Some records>
::::

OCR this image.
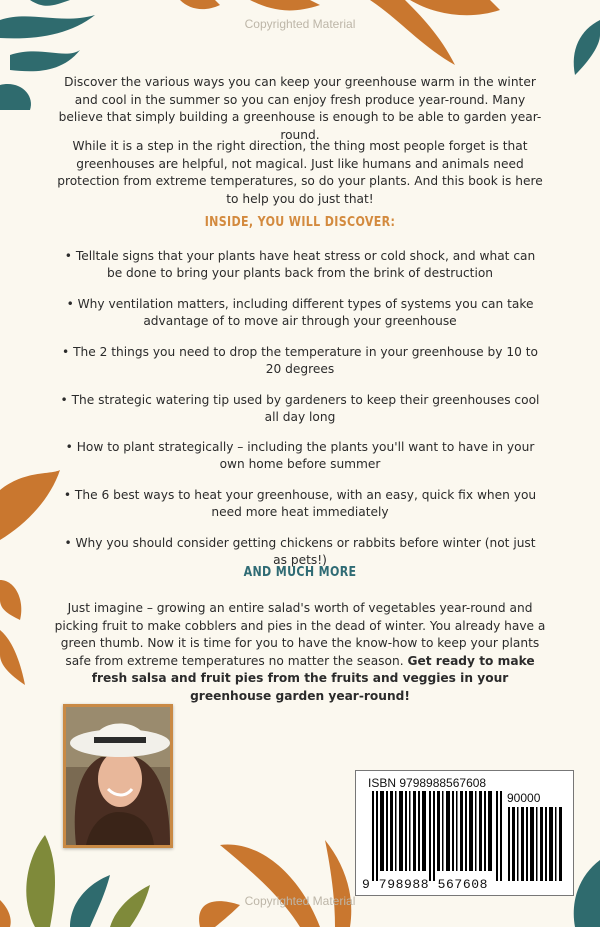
Copyrighted Material
Discover the various ways you can keep your greenhouse warm in the winter and cool in the summer so you can enjoy fresh produce year-round. Many believe that simply building a greenhouse is enough to be able to garden year-round.
While it is a step in the right direction, the thing most people forget is that greenhouses are helpful, not magical. Just like humans and animals need protection from extreme temperatures, so do your plants. And this book is here to help you do just that!
INSIDE, YOU WILL DISCOVER:
• Telltale signs that your plants have heat stress or cold shock, and what can be done to bring your plants back from the brink of destruction
• Why ventilation matters, including different types of systems you can take advantage of to move air through your greenhouse
• The 2 things you need to drop the temperature in your greenhouse by 10 to 20 degrees
• The strategic watering tip used by gardeners to keep their greenhouses cool all day long
• How to plant strategically – including the plants you'll want to have in your own home before summer
• The 6 best ways to heat your greenhouse, with an easy, quick fix when you need more heat immediately
• Why you should consider getting chickens or rabbits before winter (not just as pets!)
AND MUCH MORE
Just imagine – growing an entire salad's worth of vegetables year-round and picking fruit to make cobblers and pies in the dead of winter. You already have a green thumb. Now it is time for you to have the know-how to keep your plants safe from extreme temperatures no matter the season. Get ready to make fresh salsa and fruit pies from the fruits and veggies in your greenhouse garden year-round!
ISBN 9798988567608
90000
9 798988 567608
Copyrighted Material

::::

Exercise task>
Repeat the records above exactly, leaving out the pictures.

Result for this exercise>
OCR this image.
Copyrighted Material
Discover the various ways you can keep your greenhouse warm in the winter and cool in the summer so you can enjoy fresh produce year-round. Many believe that simply building a greenhouse is enough to be able to garden year-round.
While it is a step in the right direction, the thing most people forget is that greenhouses are helpful, not magical. Just like humans and animals need protection from extreme temperatures, so do your plants. And this book is here to help you do just that!
INSIDE, YOU WILL DISCOVER:
• Telltale signs that your plants have heat stress or cold shock, and what can be done to bring your plants back from the brink of destruction
• Why ventilation matters, including different types of systems you can take advantage of to move air through your greenhouse
• The 2 things you need to drop the temperature in your greenhouse by 10 to 20 degrees
• The strategic watering tip used by gardeners to keep their greenhouses cool all day long
• How to plant strategically – including the plants you'll want to have in your own home before summer
• The 6 best ways to heat your greenhouse, with an easy, quick fix when you need more heat immediately
• Why you should consider getting chickens or rabbits before winter (not just as pets!)
AND MUCH MORE
Just imagine – growing an entire salad's worth of vegetables year-round and picking fruit to make cobblers and pies in the dead of winter. You already have a green thumb. Now it is time for you to have the know-how to keep your plants safe from extreme temperatures no matter the season. Get ready to make fresh salsa and fruit pies from the fruits and veggies in your greenhouse garden year-round!
ISBN 9798988567608
90000
9 798988 567608
Copyrighted Material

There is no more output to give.